## WHAT THE TASK REQUIRES
Find each line with the string "mm中波中心波长" and copy it.

## EXTRACTED DATA

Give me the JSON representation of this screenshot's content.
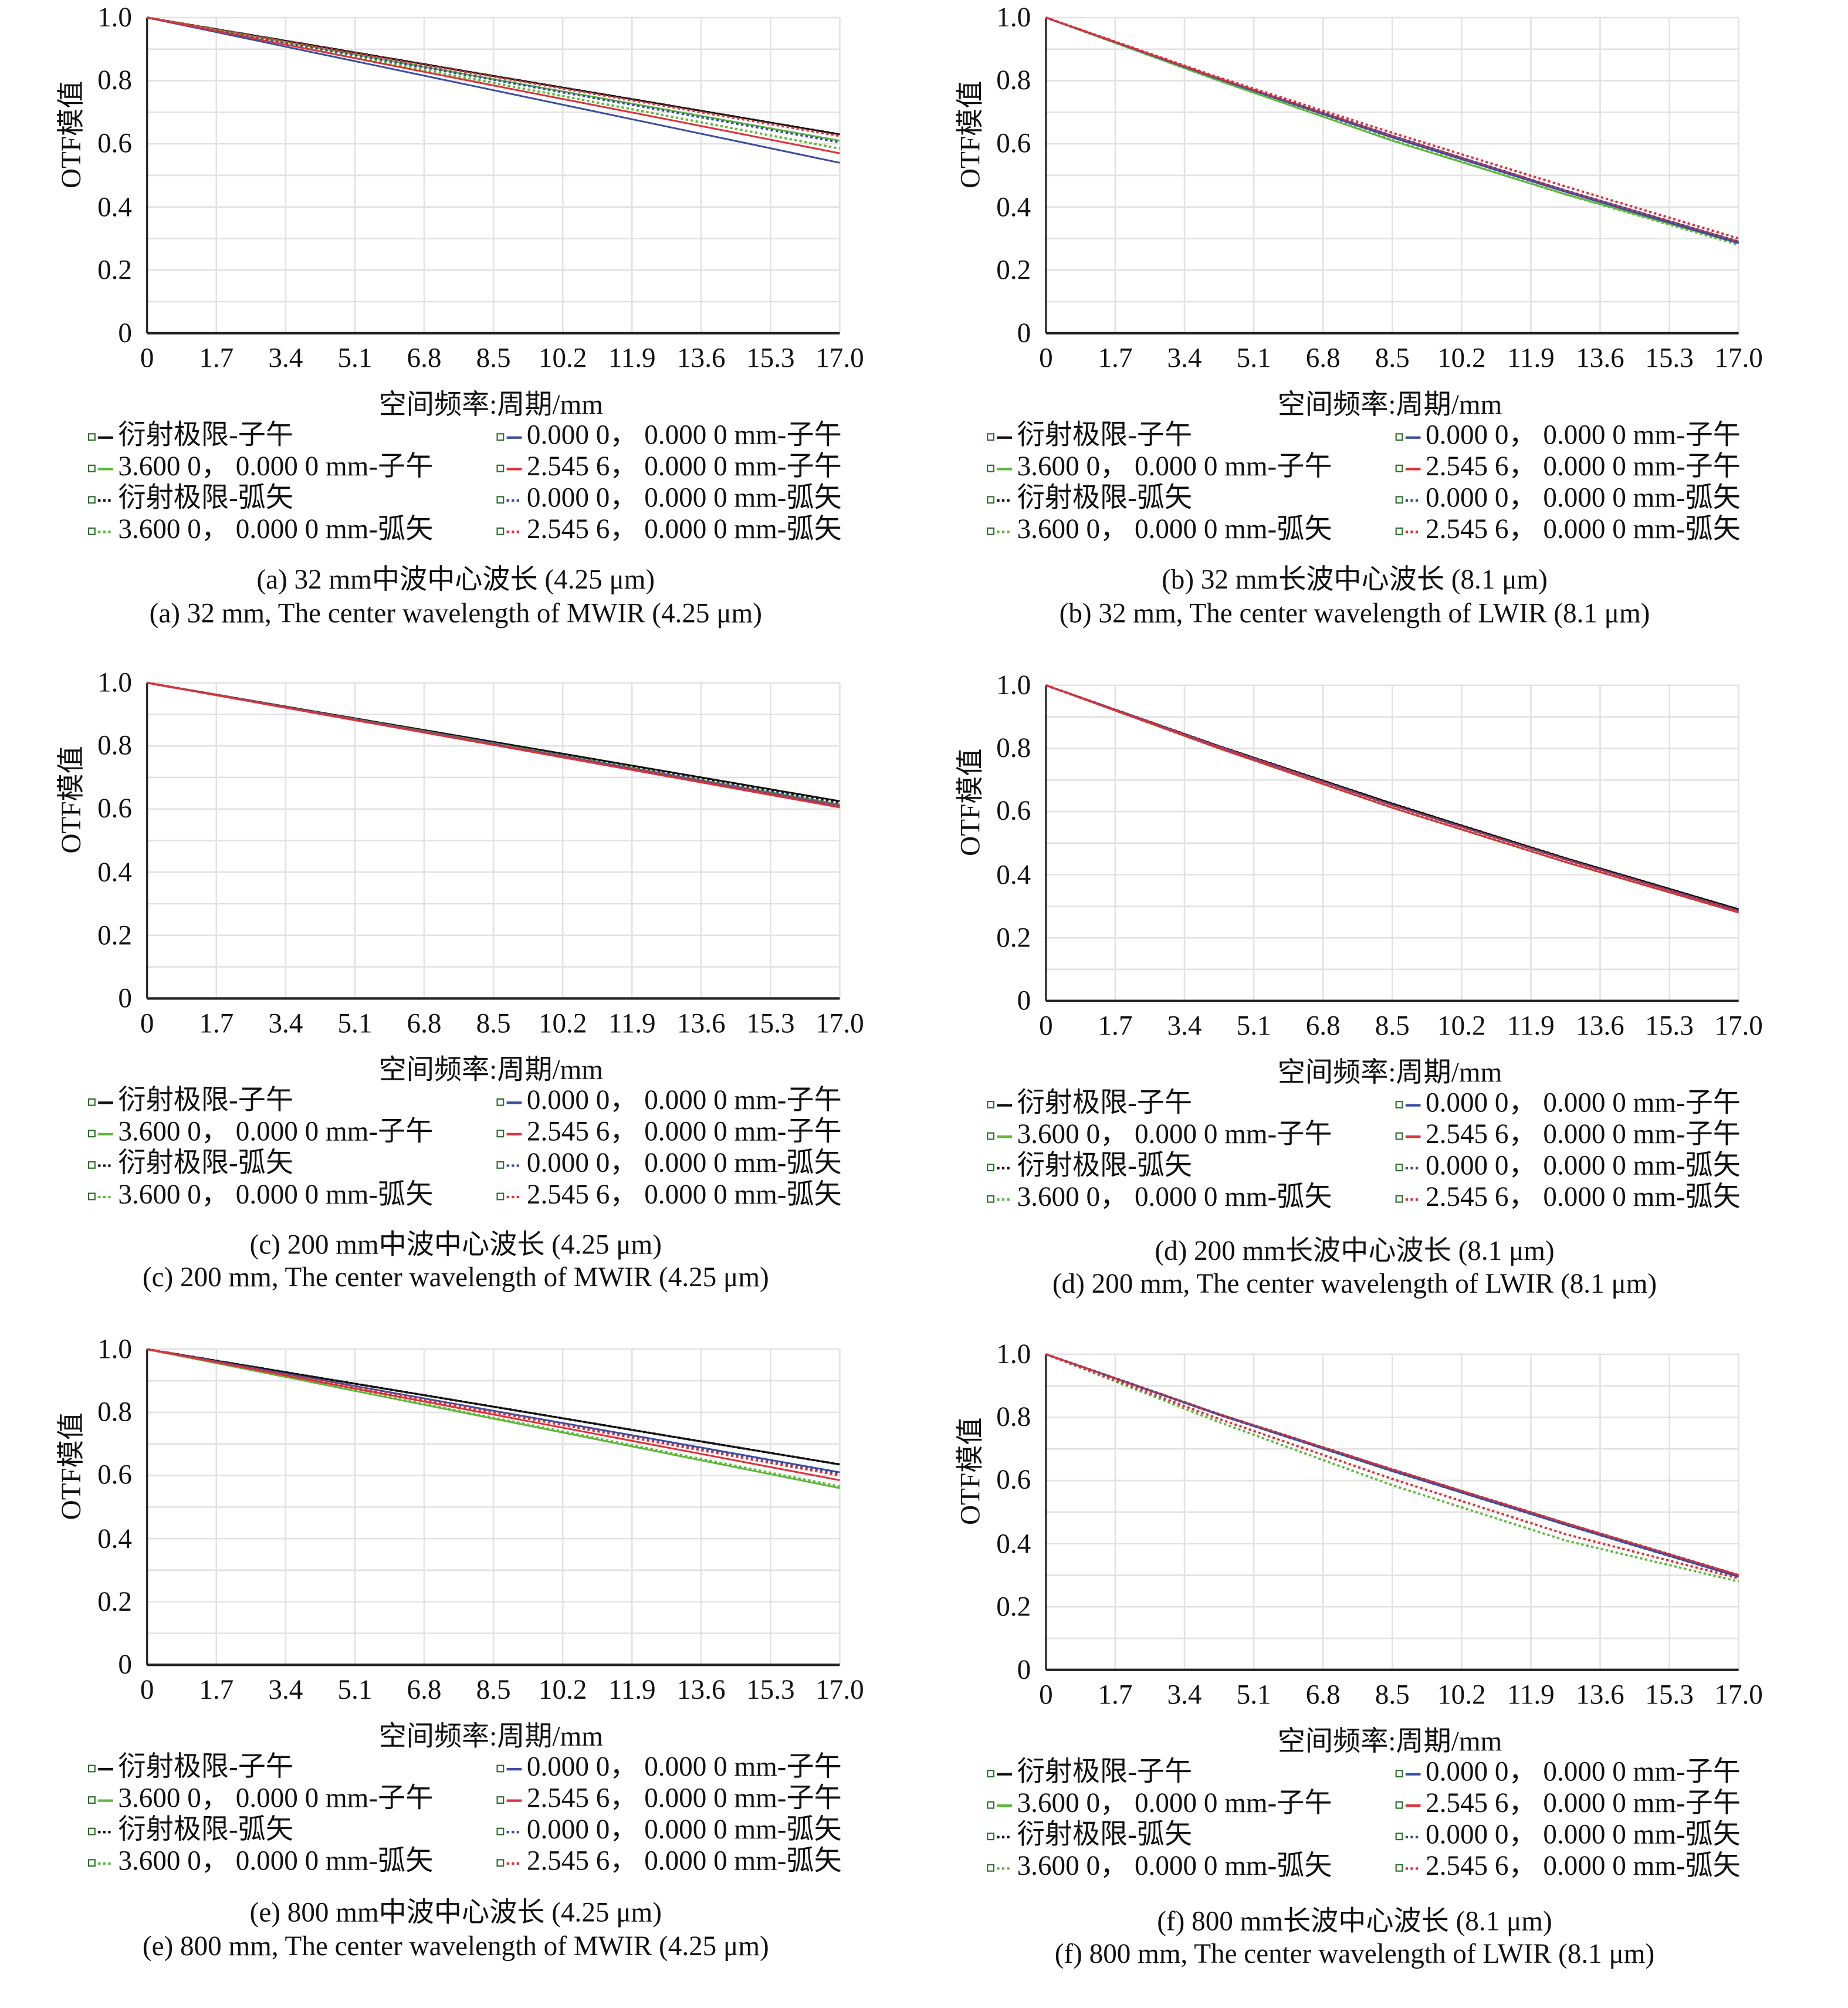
{
  "axis": {
    "ylabel": "OTF模值",
    "xlabel": "空间频率:周期/mm",
    "yticks": [
      "1.0",
      "0.8",
      "0.6",
      "0.4",
      "0.2",
      "0"
    ],
    "xticks": [
      "0",
      "1.7",
      "3.4",
      "5.1",
      "6.8",
      "8.5",
      "10.2",
      "11.9",
      "13.6",
      "15.3",
      "17.0"
    ]
  },
  "colors": {
    "black": "#111111",
    "green": "#5db83a",
    "blue": "#3a4ea0",
    "red": "#e0303a",
    "grid": "#e2e2e2"
  },
  "chart_data": [
    {
      "type": "line",
      "id": "a",
      "caption_cn": "(a) 32 mm中波中心波长 (4.25 μm)",
      "caption_en": "(a) 32 mm, The center wavelength of MWIR (4.25 μm)",
      "xlim": [
        0,
        17
      ],
      "ylim": [
        0,
        1
      ],
      "grid": true,
      "x": [
        0,
        4.25,
        8.5,
        12.75,
        17
      ],
      "series": [
        {
          "name": "衍射极限-子午",
          "color": "black",
          "style": "solid",
          "values": [
            1,
            0.908,
            0.815,
            0.723,
            0.63
          ]
        },
        {
          "name": "3.600 0， 0.000 0 mm-子午",
          "color": "green",
          "style": "solid",
          "values": [
            1,
            0.903,
            0.805,
            0.708,
            0.61
          ]
        },
        {
          "name": "衍射极限-弧矢",
          "color": "black",
          "style": "dotted",
          "values": [
            1,
            0.908,
            0.815,
            0.723,
            0.63
          ]
        },
        {
          "name": "3.600 0， 0.000 0 mm-弧矢",
          "color": "green",
          "style": "dotted",
          "values": [
            1,
            0.896,
            0.793,
            0.689,
            0.585
          ]
        },
        {
          "name": "0.000 0， 0.000 0 mm-子午",
          "color": "blue",
          "style": "solid",
          "values": [
            1,
            0.885,
            0.77,
            0.655,
            0.54
          ]
        },
        {
          "name": "2.545 6， 0.000 0 mm-子午",
          "color": "red",
          "style": "solid",
          "values": [
            1,
            0.893,
            0.785,
            0.678,
            0.57
          ]
        },
        {
          "name": "0.000 0， 0.000 0 mm-弧矢",
          "color": "blue",
          "style": "dotted",
          "values": [
            1,
            0.901,
            0.803,
            0.704,
            0.605
          ]
        },
        {
          "name": "2.545 6， 0.000 0 mm-弧矢",
          "color": "red",
          "style": "dotted",
          "values": [
            1,
            0.906,
            0.813,
            0.719,
            0.625
          ]
        }
      ]
    },
    {
      "type": "line",
      "id": "b",
      "caption_cn": "(b) 32 mm长波中心波长 (8.1 μm)",
      "caption_en": "(b) 32 mm, The center wavelength of LWIR (8.1 μm)",
      "xlim": [
        0,
        17
      ],
      "ylim": [
        0,
        1
      ],
      "grid": true,
      "x": [
        0,
        4.25,
        8.5,
        12.75,
        17
      ],
      "series": [
        {
          "name": "衍射极限-子午",
          "color": "black",
          "style": "solid",
          "values": [
            1,
            0.807,
            0.625,
            0.452,
            0.29
          ]
        },
        {
          "name": "3.600 0， 0.000 0 mm-子午",
          "color": "green",
          "style": "solid",
          "values": [
            1,
            0.8,
            0.61,
            0.44,
            0.285
          ]
        },
        {
          "name": "衍射极限-弧矢",
          "color": "black",
          "style": "dotted",
          "values": [
            1,
            0.807,
            0.625,
            0.452,
            0.29
          ]
        },
        {
          "name": "3.600 0， 0.000 0 mm-弧矢",
          "color": "green",
          "style": "dotted",
          "values": [
            1,
            0.8,
            0.612,
            0.44,
            0.28
          ]
        },
        {
          "name": "0.000 0， 0.000 0 mm-子午",
          "color": "blue",
          "style": "solid",
          "values": [
            1,
            0.805,
            0.62,
            0.448,
            0.285
          ]
        },
        {
          "name": "2.545 6， 0.000 0 mm-子午",
          "color": "red",
          "style": "solid",
          "values": [
            1,
            0.807,
            0.625,
            0.452,
            0.29
          ]
        },
        {
          "name": "0.000 0， 0.000 0 mm-弧矢",
          "color": "blue",
          "style": "dotted",
          "values": [
            1,
            0.807,
            0.625,
            0.452,
            0.29
          ]
        },
        {
          "name": "2.545 6， 0.000 0 mm-弧矢",
          "color": "red",
          "style": "dotted",
          "values": [
            1,
            0.81,
            0.635,
            0.465,
            0.3
          ]
        }
      ]
    },
    {
      "type": "line",
      "id": "c",
      "caption_cn": "(c) 200 mm中波中心波长 (4.25 μm)",
      "caption_en": "(c) 200 mm, The center wavelength of MWIR (4.25 μm)",
      "xlim": [
        0,
        17
      ],
      "ylim": [
        0,
        1
      ],
      "grid": true,
      "x": [
        0,
        4.25,
        8.5,
        12.75,
        17
      ],
      "series": [
        {
          "name": "衍射极限-子午",
          "color": "black",
          "style": "solid",
          "values": [
            1,
            0.906,
            0.813,
            0.719,
            0.625
          ]
        },
        {
          "name": "3.600 0， 0.000 0 mm-子午",
          "color": "green",
          "style": "solid",
          "values": [
            1,
            0.904,
            0.808,
            0.711,
            0.615
          ]
        },
        {
          "name": "衍射极限-弧矢",
          "color": "black",
          "style": "dotted",
          "values": [
            1,
            0.905,
            0.81,
            0.715,
            0.62
          ]
        },
        {
          "name": "3.600 0， 0.000 0 mm-弧矢",
          "color": "green",
          "style": "dotted",
          "values": [
            1,
            0.904,
            0.808,
            0.711,
            0.615
          ]
        },
        {
          "name": "0.000 0， 0.000 0 mm-子午",
          "color": "blue",
          "style": "solid",
          "values": [
            1,
            0.903,
            0.805,
            0.708,
            0.61
          ]
        },
        {
          "name": "2.545 6， 0.000 0 mm-子午",
          "color": "red",
          "style": "solid",
          "values": [
            1,
            0.901,
            0.803,
            0.704,
            0.605
          ]
        },
        {
          "name": "0.000 0， 0.000 0 mm-弧矢",
          "color": "blue",
          "style": "dotted",
          "values": [
            1,
            0.904,
            0.808,
            0.711,
            0.615
          ]
        },
        {
          "name": "2.545 6， 0.000 0 mm-弧矢",
          "color": "red",
          "style": "dotted",
          "values": [
            1,
            0.903,
            0.805,
            0.708,
            0.61
          ]
        }
      ]
    },
    {
      "type": "line",
      "id": "d",
      "caption_cn": "(d) 200 mm长波中心波长 (8.1 μm)",
      "caption_en": "(d) 200 mm, The center wavelength of LWIR (8.1 μm)",
      "xlim": [
        0,
        17
      ],
      "ylim": [
        0,
        1
      ],
      "grid": true,
      "x": [
        0,
        4.25,
        8.5,
        12.75,
        17
      ],
      "series": [
        {
          "name": "衍射极限-子午",
          "color": "black",
          "style": "solid",
          "values": [
            1,
            0.807,
            0.625,
            0.452,
            0.29
          ]
        },
        {
          "name": "3.600 0， 0.000 0 mm-子午",
          "color": "green",
          "style": "solid",
          "values": [
            1,
            0.805,
            0.62,
            0.448,
            0.285
          ]
        },
        {
          "name": "衍射极限-弧矢",
          "color": "black",
          "style": "dotted",
          "values": [
            1,
            0.807,
            0.625,
            0.452,
            0.29
          ]
        },
        {
          "name": "3.600 0， 0.000 0 mm-弧矢",
          "color": "green",
          "style": "dotted",
          "values": [
            1,
            0.8,
            0.612,
            0.44,
            0.28
          ]
        },
        {
          "name": "0.000 0， 0.000 0 mm-子午",
          "color": "blue",
          "style": "solid",
          "values": [
            1,
            0.805,
            0.62,
            0.448,
            0.285
          ]
        },
        {
          "name": "2.545 6， 0.000 0 mm-子午",
          "color": "red",
          "style": "solid",
          "values": [
            1,
            0.8,
            0.612,
            0.44,
            0.28
          ]
        },
        {
          "name": "0.000 0， 0.000 0 mm-弧矢",
          "color": "blue",
          "style": "dotted",
          "values": [
            1,
            0.805,
            0.62,
            0.448,
            0.285
          ]
        },
        {
          "name": "2.545 6， 0.000 0 mm-弧矢",
          "color": "red",
          "style": "dotted",
          "values": [
            1,
            0.805,
            0.62,
            0.448,
            0.285
          ]
        }
      ]
    },
    {
      "type": "line",
      "id": "e",
      "caption_cn": "(e) 800 mm中波中心波长 (4.25 μm)",
      "caption_en": "(e) 800 mm, The center wavelength of MWIR (4.25 μm)",
      "xlim": [
        0,
        17
      ],
      "ylim": [
        0,
        1
      ],
      "grid": true,
      "x": [
        0,
        4.25,
        8.5,
        12.75,
        17
      ],
      "series": [
        {
          "name": "衍射极限-子午",
          "color": "black",
          "style": "solid",
          "values": [
            1,
            0.909,
            0.818,
            0.726,
            0.635
          ]
        },
        {
          "name": "3.600 0， 0.000 0 mm-子午",
          "color": "green",
          "style": "solid",
          "values": [
            1,
            0.89,
            0.78,
            0.67,
            0.56
          ]
        },
        {
          "name": "衍射极限-弧矢",
          "color": "black",
          "style": "dotted",
          "values": [
            1,
            0.909,
            0.818,
            0.726,
            0.635
          ]
        },
        {
          "name": "3.600 0， 0.000 0 mm-弧矢",
          "color": "green",
          "style": "dotted",
          "values": [
            1,
            0.891,
            0.783,
            0.674,
            0.565
          ]
        },
        {
          "name": "0.000 0， 0.000 0 mm-子午",
          "color": "blue",
          "style": "solid",
          "values": [
            1,
            0.903,
            0.805,
            0.708,
            0.61
          ]
        },
        {
          "name": "2.545 6， 0.000 0 mm-子午",
          "color": "red",
          "style": "solid",
          "values": [
            1,
            0.896,
            0.793,
            0.689,
            0.585
          ]
        },
        {
          "name": "0.000 0， 0.000 0 mm-弧矢",
          "color": "blue",
          "style": "dotted",
          "values": [
            1,
            0.901,
            0.803,
            0.704,
            0.605
          ]
        },
        {
          "name": "2.545 6， 0.000 0 mm-弧矢",
          "color": "red",
          "style": "dotted",
          "values": [
            1,
            0.9,
            0.8,
            0.7,
            0.6
          ]
        }
      ]
    },
    {
      "type": "line",
      "id": "f",
      "caption_cn": "(f) 800 mm长波中心波长 (8.1 μm)",
      "caption_en": "(f) 800 mm, The center wavelength of LWIR (8.1 μm)",
      "xlim": [
        0,
        17
      ],
      "ylim": [
        0,
        1
      ],
      "grid": true,
      "x": [
        0,
        4.25,
        8.5,
        12.75,
        17
      ],
      "series": [
        {
          "name": "衍射极限-子午",
          "color": "black",
          "style": "solid",
          "values": [
            1,
            0.81,
            0.635,
            0.465,
            0.3
          ]
        },
        {
          "name": "3.600 0， 0.000 0 mm-子午",
          "color": "green",
          "style": "solid",
          "values": [
            1,
            0.81,
            0.635,
            0.465,
            0.3
          ]
        },
        {
          "name": "衍射极限-弧矢",
          "color": "black",
          "style": "dotted",
          "values": [
            1,
            0.81,
            0.635,
            0.465,
            0.3
          ]
        },
        {
          "name": "3.600 0， 0.000 0 mm-弧矢",
          "color": "green",
          "style": "dotted",
          "values": [
            1,
            0.785,
            0.585,
            0.41,
            0.28
          ]
        },
        {
          "name": "0.000 0， 0.000 0 mm-子午",
          "color": "blue",
          "style": "solid",
          "values": [
            1,
            0.808,
            0.63,
            0.46,
            0.295
          ]
        },
        {
          "name": "2.545 6， 0.000 0 mm-子午",
          "color": "red",
          "style": "solid",
          "values": [
            1,
            0.81,
            0.635,
            0.465,
            0.3
          ]
        },
        {
          "name": "0.000 0， 0.000 0 mm-弧矢",
          "color": "blue",
          "style": "dotted",
          "values": [
            1,
            0.808,
            0.63,
            0.46,
            0.295
          ]
        },
        {
          "name": "2.545 6， 0.000 0 mm-弧矢",
          "color": "red",
          "style": "dotted",
          "values": [
            1,
            0.795,
            0.605,
            0.43,
            0.29
          ]
        }
      ]
    }
  ]
}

## ANSWER TO THE PROBLEM
      "caption_cn": "(a) 32 mm中波中心波长 (4.25 μm)",
      "caption_cn": "(c) 200 mm中波中心波长 (4.25 μm)",
      "caption_cn": "(e) 800 mm中波中心波长 (4.25 μm)",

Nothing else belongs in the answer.